Each entry needs to be restated exactly as written.

Data items
* Begin *
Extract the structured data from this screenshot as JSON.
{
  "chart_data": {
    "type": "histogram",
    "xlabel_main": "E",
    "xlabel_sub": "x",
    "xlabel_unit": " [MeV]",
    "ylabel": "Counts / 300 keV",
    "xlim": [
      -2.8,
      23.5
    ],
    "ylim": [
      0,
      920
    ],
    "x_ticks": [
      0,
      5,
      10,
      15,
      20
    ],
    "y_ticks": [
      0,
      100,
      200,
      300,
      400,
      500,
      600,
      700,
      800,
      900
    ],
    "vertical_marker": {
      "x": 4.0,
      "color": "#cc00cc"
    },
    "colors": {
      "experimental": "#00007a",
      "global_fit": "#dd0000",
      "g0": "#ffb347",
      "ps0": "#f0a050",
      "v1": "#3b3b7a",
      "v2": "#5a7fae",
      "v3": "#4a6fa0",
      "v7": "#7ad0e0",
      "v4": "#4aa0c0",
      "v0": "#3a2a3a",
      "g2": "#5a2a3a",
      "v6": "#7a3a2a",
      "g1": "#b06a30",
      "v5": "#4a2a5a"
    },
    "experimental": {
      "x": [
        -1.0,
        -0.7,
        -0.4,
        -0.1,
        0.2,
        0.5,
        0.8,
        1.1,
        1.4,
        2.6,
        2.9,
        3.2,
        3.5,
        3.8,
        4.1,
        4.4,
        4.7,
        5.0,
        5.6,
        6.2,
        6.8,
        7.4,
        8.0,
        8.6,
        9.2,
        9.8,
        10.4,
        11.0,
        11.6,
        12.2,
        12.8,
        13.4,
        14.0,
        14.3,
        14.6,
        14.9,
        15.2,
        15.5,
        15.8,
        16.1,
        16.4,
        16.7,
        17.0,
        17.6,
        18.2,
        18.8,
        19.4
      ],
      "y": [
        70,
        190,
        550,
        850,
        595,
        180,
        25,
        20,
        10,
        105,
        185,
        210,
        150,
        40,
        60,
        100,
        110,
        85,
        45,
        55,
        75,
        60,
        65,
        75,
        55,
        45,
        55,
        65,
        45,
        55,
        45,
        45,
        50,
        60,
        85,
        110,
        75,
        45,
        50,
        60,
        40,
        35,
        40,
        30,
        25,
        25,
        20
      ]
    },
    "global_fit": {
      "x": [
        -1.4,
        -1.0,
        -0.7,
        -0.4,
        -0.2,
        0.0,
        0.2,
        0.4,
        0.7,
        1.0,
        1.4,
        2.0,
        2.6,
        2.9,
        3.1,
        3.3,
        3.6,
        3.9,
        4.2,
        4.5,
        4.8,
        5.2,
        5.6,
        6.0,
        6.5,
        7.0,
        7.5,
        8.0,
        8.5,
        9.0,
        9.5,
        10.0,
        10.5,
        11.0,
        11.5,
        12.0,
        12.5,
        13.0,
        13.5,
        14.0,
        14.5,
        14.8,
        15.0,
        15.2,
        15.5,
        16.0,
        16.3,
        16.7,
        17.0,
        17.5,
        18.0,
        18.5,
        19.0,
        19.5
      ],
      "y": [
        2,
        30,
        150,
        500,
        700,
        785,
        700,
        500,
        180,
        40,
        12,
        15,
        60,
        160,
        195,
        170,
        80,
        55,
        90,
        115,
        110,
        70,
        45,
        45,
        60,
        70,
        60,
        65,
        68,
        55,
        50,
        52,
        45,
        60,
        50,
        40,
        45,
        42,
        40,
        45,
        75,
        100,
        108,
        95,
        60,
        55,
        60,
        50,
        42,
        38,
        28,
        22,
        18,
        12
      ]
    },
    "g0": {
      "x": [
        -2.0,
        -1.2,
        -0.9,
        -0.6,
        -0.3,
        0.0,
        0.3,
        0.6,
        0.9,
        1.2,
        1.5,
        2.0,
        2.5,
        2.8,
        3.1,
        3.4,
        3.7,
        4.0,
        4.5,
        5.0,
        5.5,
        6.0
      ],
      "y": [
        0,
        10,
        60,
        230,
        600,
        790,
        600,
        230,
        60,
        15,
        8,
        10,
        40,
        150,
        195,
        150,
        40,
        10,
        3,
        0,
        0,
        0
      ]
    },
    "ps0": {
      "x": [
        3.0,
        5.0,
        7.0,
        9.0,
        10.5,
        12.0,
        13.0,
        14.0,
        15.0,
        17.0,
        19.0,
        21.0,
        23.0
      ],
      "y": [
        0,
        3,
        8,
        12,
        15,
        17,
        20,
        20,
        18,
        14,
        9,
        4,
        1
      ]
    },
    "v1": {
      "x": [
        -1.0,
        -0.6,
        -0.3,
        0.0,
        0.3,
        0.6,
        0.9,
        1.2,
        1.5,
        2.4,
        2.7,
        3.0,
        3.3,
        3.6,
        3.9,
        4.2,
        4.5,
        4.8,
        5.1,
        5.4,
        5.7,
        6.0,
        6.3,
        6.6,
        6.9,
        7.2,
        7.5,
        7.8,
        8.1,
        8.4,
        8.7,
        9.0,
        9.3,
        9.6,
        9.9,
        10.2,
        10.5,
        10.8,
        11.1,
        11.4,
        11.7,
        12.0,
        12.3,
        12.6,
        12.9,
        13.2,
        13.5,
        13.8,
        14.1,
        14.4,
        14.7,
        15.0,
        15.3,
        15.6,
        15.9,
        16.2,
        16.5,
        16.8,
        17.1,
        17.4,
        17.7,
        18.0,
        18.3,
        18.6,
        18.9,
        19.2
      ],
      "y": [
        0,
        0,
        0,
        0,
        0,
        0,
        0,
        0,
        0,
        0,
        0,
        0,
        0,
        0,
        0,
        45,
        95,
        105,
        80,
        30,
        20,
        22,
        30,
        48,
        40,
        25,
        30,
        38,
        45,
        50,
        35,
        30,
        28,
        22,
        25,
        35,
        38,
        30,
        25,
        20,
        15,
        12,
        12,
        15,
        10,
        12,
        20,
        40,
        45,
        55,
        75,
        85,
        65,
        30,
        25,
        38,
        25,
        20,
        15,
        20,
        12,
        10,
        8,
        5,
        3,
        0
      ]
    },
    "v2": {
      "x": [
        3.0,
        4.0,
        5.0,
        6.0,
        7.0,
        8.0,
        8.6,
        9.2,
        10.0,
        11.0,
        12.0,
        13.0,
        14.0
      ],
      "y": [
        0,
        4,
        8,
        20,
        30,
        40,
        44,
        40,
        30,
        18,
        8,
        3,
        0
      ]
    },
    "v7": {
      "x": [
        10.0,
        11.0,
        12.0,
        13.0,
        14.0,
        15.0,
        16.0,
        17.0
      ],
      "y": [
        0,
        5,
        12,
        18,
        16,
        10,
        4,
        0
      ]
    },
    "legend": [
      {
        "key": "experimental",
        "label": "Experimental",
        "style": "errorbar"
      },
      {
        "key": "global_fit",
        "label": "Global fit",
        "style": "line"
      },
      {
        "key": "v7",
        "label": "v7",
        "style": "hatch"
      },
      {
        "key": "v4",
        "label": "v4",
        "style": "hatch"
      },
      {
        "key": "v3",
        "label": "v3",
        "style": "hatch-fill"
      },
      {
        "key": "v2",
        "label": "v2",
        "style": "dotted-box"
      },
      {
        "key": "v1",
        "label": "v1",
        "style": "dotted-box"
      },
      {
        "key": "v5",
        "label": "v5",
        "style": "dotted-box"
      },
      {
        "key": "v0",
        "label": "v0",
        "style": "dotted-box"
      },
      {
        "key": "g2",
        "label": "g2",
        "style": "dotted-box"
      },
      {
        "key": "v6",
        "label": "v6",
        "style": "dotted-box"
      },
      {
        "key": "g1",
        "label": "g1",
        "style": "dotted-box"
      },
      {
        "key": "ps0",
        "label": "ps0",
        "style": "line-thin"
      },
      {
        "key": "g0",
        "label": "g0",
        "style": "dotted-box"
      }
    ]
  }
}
* End *
Solution
Extract the structured data from this screenshot as JSON.
{
  "chart_data": {
    "type": "histogram",
    "xlabel_main": "E",
    "xlabel_sub": "x",
    "xlabel_unit": " [MeV]",
    "ylabel": "Counts / 300 keV",
    "xlim": [
      -2.8,
      23.5
    ],
    "ylim": [
      0,
      920
    ],
    "x_ticks": [
      0,
      5,
      10,
      15,
      20
    ],
    "y_ticks": [
      0,
      100,
      200,
      300,
      400,
      500,
      600,
      700,
      800,
      900
    ],
    "vertical_marker": {
      "x": 4.0,
      "color": "#cc00cc"
    },
    "colors": {
      "experimental": "#00007a",
      "global_fit": "#dd0000",
      "g0": "#ffb347",
      "ps0": "#f0a050",
      "v1": "#3b3b7a",
      "v2": "#5a7fae",
      "v3": "#4a6fa0",
      "v7": "#7ad0e0",
      "v4": "#4aa0c0",
      "v0": "#3a2a3a",
      "g2": "#5a2a3a",
      "v6": "#7a3a2a",
      "g1": "#b06a30",
      "v5": "#4a2a5a"
    },
    "experimental": {
      "x": [
        -1.0,
        -0.7,
        -0.4,
        -0.1,
        0.2,
        0.5,
        0.8,
        1.1,
        1.4,
        2.6,
        2.9,
        3.2,
        3.5,
        3.8,
        4.1,
        4.4,
        4.7,
        5.0,
        5.6,
        6.2,
        6.8,
        7.4,
        8.0,
        8.6,
        9.2,
        9.8,
        10.4,
        11.0,
        11.6,
        12.2,
        12.8,
        13.4,
        14.0,
        14.3,
        14.6,
        14.9,
        15.2,
        15.5,
        15.8,
        16.1,
        16.4,
        16.7,
        17.0,
        17.6,
        18.2,
        18.8,
        19.4
      ],
      "y": [
        70,
        190,
        550,
        850,
        595,
        180,
        25,
        20,
        10,
        105,
        185,
        210,
        150,
        40,
        60,
        100,
        110,
        85,
        45,
        55,
        75,
        60,
        65,
        75,
        55,
        45,
        55,
        65,
        45,
        55,
        45,
        45,
        50,
        60,
        85,
        110,
        75,
        45,
        50,
        60,
        40,
        35,
        40,
        30,
        25,
        25,
        20
      ]
    },
    "global_fit": {
      "x": [
        -1.4,
        -1.0,
        -0.7,
        -0.4,
        -0.2,
        0.0,
        0.2,
        0.4,
        0.7,
        1.0,
        1.4,
        2.0,
        2.6,
        2.9,
        3.1,
        3.3,
        3.6,
        3.9,
        4.2,
        4.5,
        4.8,
        5.2,
        5.6,
        6.0,
        6.5,
        7.0,
        7.5,
        8.0,
        8.5,
        9.0,
        9.5,
        10.0,
        10.5,
        11.0,
        11.5,
        12.0,
        12.5,
        13.0,
        13.5,
        14.0,
        14.5,
        14.8,
        15.0,
        15.2,
        15.5,
        16.0,
        16.3,
        16.7,
        17.0,
        17.5,
        18.0,
        18.5,
        19.0,
        19.5
      ],
      "y": [
        2,
        30,
        150,
        500,
        700,
        785,
        700,
        500,
        180,
        40,
        12,
        15,
        60,
        160,
        195,
        170,
        80,
        55,
        90,
        115,
        110,
        70,
        45,
        45,
        60,
        70,
        60,
        65,
        68,
        55,
        50,
        52,
        45,
        60,
        50,
        40,
        45,
        42,
        40,
        45,
        75,
        100,
        108,
        95,
        60,
        55,
        60,
        50,
        42,
        38,
        28,
        22,
        18,
        12
      ]
    },
    "g0": {
      "x": [
        -2.0,
        -1.2,
        -0.9,
        -0.6,
        -0.3,
        0.0,
        0.3,
        0.6,
        0.9,
        1.2,
        1.5,
        2.0,
        2.5,
        2.8,
        3.1,
        3.4,
        3.7,
        4.0,
        4.5,
        5.0,
        5.5,
        6.0
      ],
      "y": [
        0,
        10,
        60,
        230,
        600,
        790,
        600,
        230,
        60,
        15,
        8,
        10,
        40,
        150,
        195,
        150,
        40,
        10,
        3,
        0,
        0,
        0
      ]
    },
    "ps0": {
      "x": [
        3.0,
        5.0,
        7.0,
        9.0,
        10.5,
        12.0,
        13.0,
        14.0,
        15.0,
        17.0,
        19.0,
        21.0,
        23.0
      ],
      "y": [
        0,
        3,
        8,
        12,
        15,
        17,
        20,
        20,
        18,
        14,
        9,
        4,
        1
      ]
    },
    "v1": {
      "x": [
        -1.0,
        -0.6,
        -0.3,
        0.0,
        0.3,
        0.6,
        0.9,
        1.2,
        1.5,
        2.4,
        2.7,
        3.0,
        3.3,
        3.6,
        3.9,
        4.2,
        4.5,
        4.8,
        5.1,
        5.4,
        5.7,
        6.0,
        6.3,
        6.6,
        6.9,
        7.2,
        7.5,
        7.8,
        8.1,
        8.4,
        8.7,
        9.0,
        9.3,
        9.6,
        9.9,
        10.2,
        10.5,
        10.8,
        11.1,
        11.4,
        11.7,
        12.0,
        12.3,
        12.6,
        12.9,
        13.2,
        13.5,
        13.8,
        14.1,
        14.4,
        14.7,
        15.0,
        15.3,
        15.6,
        15.9,
        16.2,
        16.5,
        16.8,
        17.1,
        17.4,
        17.7,
        18.0,
        18.3,
        18.6,
        18.9,
        19.2
      ],
      "y": [
        0,
        0,
        0,
        0,
        0,
        0,
        0,
        0,
        0,
        0,
        0,
        0,
        0,
        0,
        0,
        45,
        95,
        105,
        80,
        30,
        20,
        22,
        30,
        48,
        40,
        25,
        30,
        38,
        45,
        50,
        35,
        30,
        28,
        22,
        25,
        35,
        38,
        30,
        25,
        20,
        15,
        12,
        12,
        15,
        10,
        12,
        20,
        40,
        45,
        55,
        75,
        85,
        65,
        30,
        25,
        38,
        25,
        20,
        15,
        20,
        12,
        10,
        8,
        5,
        3,
        0
      ]
    },
    "v2": {
      "x": [
        3.0,
        4.0,
        5.0,
        6.0,
        7.0,
        8.0,
        8.6,
        9.2,
        10.0,
        11.0,
        12.0,
        13.0,
        14.0
      ],
      "y": [
        0,
        4,
        8,
        20,
        30,
        40,
        44,
        40,
        30,
        18,
        8,
        3,
        0
      ]
    },
    "v7": {
      "x": [
        10.0,
        11.0,
        12.0,
        13.0,
        14.0,
        15.0,
        16.0,
        17.0
      ],
      "y": [
        0,
        5,
        12,
        18,
        16,
        10,
        4,
        0
      ]
    },
    "legend": [
      {
        "key": "experimental",
        "label": "Experimental",
        "style": "errorbar"
      },
      {
        "key": "global_fit",
        "label": "Global fit",
        "style": "line"
      },
      {
        "key": "v7",
        "label": "v7",
        "style": "hatch"
      },
      {
        "key": "v4",
        "label": "v4",
        "style": "hatch"
      },
      {
        "key": "v3",
        "label": "v3",
        "style": "hatch-fill"
      },
      {
        "key": "v2",
        "label": "v2",
        "style": "dotted-box"
      },
      {
        "key": "v1",
        "label": "v1",
        "style": "dotted-box"
      },
      {
        "key": "v5",
        "label": "v5",
        "style": "dotted-box"
      },
      {
        "key": "v0",
        "label": "v0",
        "style": "dotted-box"
      },
      {
        "key": "g2",
        "label": "g2",
        "style": "dotted-box"
      },
      {
        "key": "v6",
        "label": "v6",
        "style": "dotted-box"
      },
      {
        "key": "g1",
        "label": "g1",
        "style": "dotted-box"
      },
      {
        "key": "ps0",
        "label": "ps0",
        "style": "line-thin"
      },
      {
        "key": "g0",
        "label": "g0",
        "style": "dotted-box"
      }
    ]
  }
}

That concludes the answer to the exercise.